## What is expected
Report every line from the material that contains the word "image".

## Supplied information
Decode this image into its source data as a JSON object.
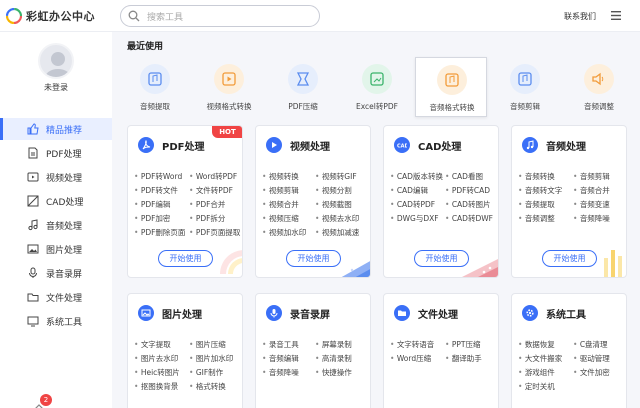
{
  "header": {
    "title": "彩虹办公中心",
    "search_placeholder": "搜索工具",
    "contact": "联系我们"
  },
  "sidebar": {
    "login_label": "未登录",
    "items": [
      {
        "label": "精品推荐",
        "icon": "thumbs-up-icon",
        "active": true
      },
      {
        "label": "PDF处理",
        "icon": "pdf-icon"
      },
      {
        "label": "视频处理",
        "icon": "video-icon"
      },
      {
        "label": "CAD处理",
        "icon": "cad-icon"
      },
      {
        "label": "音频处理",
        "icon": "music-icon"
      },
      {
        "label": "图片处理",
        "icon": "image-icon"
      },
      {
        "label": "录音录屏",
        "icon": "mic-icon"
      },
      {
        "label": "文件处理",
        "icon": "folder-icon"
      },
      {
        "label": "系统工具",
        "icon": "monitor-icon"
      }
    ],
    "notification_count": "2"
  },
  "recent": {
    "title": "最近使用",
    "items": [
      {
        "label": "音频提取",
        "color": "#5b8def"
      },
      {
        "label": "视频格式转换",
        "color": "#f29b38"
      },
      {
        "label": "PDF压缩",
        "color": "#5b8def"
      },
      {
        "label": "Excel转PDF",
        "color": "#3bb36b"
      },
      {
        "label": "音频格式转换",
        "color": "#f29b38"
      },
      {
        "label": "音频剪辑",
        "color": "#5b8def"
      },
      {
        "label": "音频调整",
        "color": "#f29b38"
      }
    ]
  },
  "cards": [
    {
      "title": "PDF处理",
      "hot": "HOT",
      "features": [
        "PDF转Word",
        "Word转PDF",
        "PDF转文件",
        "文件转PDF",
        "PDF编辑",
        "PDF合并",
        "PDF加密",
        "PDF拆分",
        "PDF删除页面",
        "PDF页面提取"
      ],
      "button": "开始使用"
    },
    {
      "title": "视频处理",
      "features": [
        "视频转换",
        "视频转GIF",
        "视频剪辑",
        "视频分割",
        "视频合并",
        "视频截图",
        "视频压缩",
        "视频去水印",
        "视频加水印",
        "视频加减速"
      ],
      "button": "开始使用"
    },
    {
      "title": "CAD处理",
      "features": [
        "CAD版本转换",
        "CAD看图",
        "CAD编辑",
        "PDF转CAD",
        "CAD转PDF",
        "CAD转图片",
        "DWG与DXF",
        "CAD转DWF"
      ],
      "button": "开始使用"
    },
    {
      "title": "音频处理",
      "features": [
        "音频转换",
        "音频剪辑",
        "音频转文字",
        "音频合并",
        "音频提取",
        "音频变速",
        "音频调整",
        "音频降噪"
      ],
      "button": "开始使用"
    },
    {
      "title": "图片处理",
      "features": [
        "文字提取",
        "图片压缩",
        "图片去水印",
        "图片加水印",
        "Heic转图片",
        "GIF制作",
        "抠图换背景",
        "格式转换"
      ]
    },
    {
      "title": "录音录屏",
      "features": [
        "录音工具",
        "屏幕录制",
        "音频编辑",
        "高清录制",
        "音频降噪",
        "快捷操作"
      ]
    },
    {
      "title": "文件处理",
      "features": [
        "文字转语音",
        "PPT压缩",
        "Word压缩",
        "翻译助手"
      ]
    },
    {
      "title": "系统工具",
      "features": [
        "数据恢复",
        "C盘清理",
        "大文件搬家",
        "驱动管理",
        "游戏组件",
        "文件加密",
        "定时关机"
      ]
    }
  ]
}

## Finished task
Decode this image into its source data as a JSON object.
        "icon": "image-icon"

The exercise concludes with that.